EXERCISE TASK> Select the lines below containing the word "Allah".

DATA PROVIDED>
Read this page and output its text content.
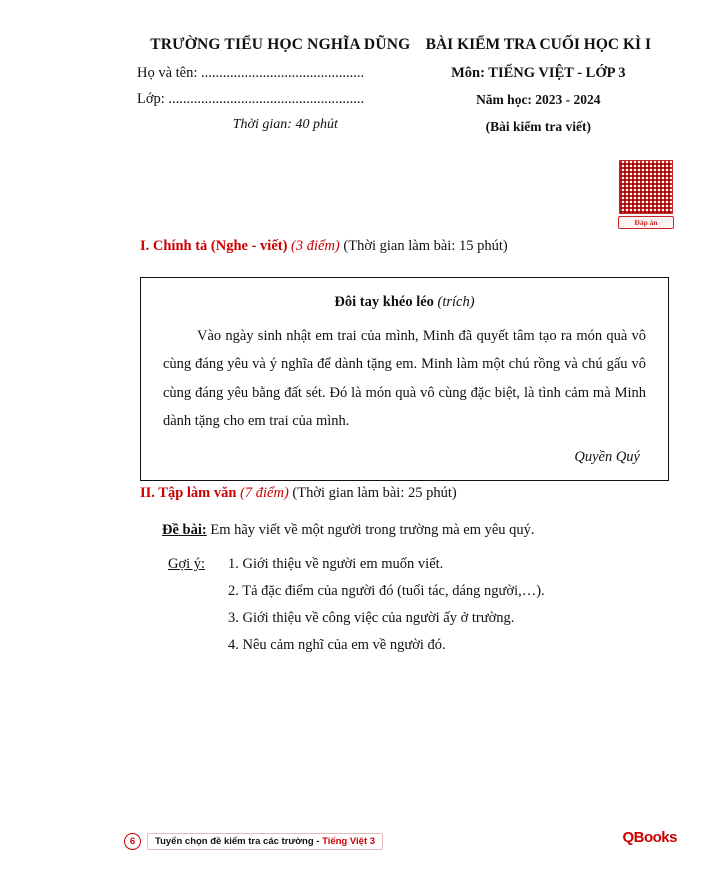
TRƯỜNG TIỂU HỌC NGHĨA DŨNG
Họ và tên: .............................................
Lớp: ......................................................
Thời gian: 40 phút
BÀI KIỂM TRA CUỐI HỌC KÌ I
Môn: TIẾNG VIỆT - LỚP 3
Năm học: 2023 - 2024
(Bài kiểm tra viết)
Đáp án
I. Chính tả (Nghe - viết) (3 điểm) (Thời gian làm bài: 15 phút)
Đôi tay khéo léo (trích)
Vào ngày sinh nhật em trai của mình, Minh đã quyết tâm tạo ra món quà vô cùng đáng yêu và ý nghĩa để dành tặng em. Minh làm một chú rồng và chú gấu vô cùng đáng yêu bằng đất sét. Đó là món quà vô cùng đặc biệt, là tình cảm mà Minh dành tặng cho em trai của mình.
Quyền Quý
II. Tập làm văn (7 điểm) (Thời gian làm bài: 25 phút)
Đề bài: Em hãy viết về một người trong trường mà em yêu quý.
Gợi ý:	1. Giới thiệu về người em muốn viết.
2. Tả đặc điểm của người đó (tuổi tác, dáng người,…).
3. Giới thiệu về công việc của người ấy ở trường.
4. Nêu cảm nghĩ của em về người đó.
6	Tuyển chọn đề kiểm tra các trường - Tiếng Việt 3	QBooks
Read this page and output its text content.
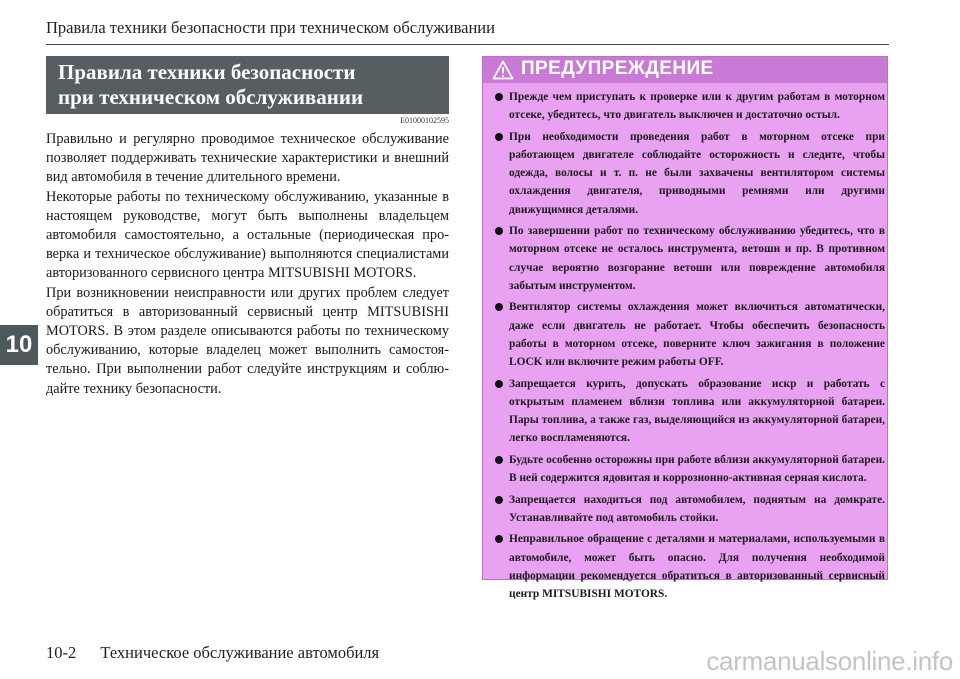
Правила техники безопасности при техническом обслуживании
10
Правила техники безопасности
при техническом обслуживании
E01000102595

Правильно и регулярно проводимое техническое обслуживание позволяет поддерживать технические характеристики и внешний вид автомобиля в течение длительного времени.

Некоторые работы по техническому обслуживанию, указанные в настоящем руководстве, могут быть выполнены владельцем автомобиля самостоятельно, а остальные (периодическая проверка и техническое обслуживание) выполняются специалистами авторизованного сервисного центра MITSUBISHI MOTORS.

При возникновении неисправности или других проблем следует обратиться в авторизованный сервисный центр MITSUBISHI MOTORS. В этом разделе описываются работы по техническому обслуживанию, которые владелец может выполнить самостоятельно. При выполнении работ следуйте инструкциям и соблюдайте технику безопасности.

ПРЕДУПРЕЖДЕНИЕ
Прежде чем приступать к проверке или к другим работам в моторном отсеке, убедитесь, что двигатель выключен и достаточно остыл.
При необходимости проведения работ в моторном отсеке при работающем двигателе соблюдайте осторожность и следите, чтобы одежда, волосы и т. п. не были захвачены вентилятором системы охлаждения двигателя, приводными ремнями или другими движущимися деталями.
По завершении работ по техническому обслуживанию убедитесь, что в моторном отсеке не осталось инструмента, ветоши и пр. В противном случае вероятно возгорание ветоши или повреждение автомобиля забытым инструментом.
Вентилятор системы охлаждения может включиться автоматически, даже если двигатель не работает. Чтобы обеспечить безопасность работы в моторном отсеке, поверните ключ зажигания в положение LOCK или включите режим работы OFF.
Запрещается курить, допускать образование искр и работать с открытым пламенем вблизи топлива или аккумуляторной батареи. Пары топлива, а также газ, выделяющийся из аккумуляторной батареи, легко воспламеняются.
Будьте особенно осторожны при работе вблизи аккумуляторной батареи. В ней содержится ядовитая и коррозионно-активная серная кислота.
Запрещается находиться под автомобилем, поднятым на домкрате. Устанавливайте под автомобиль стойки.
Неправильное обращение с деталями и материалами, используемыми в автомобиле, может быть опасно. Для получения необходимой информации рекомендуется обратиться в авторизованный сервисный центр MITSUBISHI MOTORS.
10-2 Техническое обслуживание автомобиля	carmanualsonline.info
--
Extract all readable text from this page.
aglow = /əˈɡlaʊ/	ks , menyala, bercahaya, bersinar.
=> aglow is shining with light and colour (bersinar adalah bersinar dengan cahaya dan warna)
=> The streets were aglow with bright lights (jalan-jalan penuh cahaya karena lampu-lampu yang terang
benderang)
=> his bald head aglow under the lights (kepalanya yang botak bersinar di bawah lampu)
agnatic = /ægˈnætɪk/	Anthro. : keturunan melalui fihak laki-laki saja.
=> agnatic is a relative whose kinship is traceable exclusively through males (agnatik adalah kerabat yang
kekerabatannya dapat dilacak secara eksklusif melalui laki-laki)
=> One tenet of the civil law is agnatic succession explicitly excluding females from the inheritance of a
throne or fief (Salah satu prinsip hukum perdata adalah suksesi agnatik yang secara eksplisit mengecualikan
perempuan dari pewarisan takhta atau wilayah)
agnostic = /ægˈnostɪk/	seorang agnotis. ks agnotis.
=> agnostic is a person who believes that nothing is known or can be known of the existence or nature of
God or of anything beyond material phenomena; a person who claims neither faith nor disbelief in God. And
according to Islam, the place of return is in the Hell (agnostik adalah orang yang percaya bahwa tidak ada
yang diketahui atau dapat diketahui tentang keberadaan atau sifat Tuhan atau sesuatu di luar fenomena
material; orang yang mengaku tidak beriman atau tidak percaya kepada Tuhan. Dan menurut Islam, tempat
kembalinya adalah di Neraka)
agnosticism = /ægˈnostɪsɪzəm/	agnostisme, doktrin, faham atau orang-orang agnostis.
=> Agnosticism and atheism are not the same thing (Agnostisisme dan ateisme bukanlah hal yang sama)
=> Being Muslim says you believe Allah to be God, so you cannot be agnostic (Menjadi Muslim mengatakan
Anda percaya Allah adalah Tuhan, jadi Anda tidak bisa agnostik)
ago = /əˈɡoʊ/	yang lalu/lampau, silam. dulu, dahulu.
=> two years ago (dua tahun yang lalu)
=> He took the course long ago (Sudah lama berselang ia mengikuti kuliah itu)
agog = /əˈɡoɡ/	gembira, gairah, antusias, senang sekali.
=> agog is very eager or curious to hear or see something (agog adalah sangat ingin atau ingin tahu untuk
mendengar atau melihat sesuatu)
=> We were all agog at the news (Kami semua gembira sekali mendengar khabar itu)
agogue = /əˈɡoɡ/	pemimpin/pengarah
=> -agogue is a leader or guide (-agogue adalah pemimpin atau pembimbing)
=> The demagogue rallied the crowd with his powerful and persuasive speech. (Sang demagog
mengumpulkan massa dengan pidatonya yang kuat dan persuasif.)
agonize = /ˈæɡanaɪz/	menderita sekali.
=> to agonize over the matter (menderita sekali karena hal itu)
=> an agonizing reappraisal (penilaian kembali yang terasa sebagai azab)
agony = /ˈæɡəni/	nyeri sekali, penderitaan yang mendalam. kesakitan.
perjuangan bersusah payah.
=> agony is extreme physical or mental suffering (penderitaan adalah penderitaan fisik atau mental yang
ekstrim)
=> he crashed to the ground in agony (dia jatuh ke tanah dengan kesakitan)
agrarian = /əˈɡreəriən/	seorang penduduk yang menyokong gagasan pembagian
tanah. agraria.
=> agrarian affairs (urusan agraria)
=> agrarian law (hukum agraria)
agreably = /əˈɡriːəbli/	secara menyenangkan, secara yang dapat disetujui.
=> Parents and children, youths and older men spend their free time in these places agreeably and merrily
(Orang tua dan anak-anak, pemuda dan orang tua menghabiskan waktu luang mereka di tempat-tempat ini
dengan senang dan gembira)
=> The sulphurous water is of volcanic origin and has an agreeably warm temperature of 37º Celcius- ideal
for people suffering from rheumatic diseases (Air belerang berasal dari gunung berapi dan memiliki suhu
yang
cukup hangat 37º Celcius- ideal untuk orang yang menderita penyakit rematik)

SOLUTION TO THIS EXERCISE>
=> Being Muslim says you believe Allah to be God, so you cannot be agnostic (Menjadi Muslim mengatakan
Anda percaya Allah adalah Tuhan, jadi Anda tidak bisa agnostik)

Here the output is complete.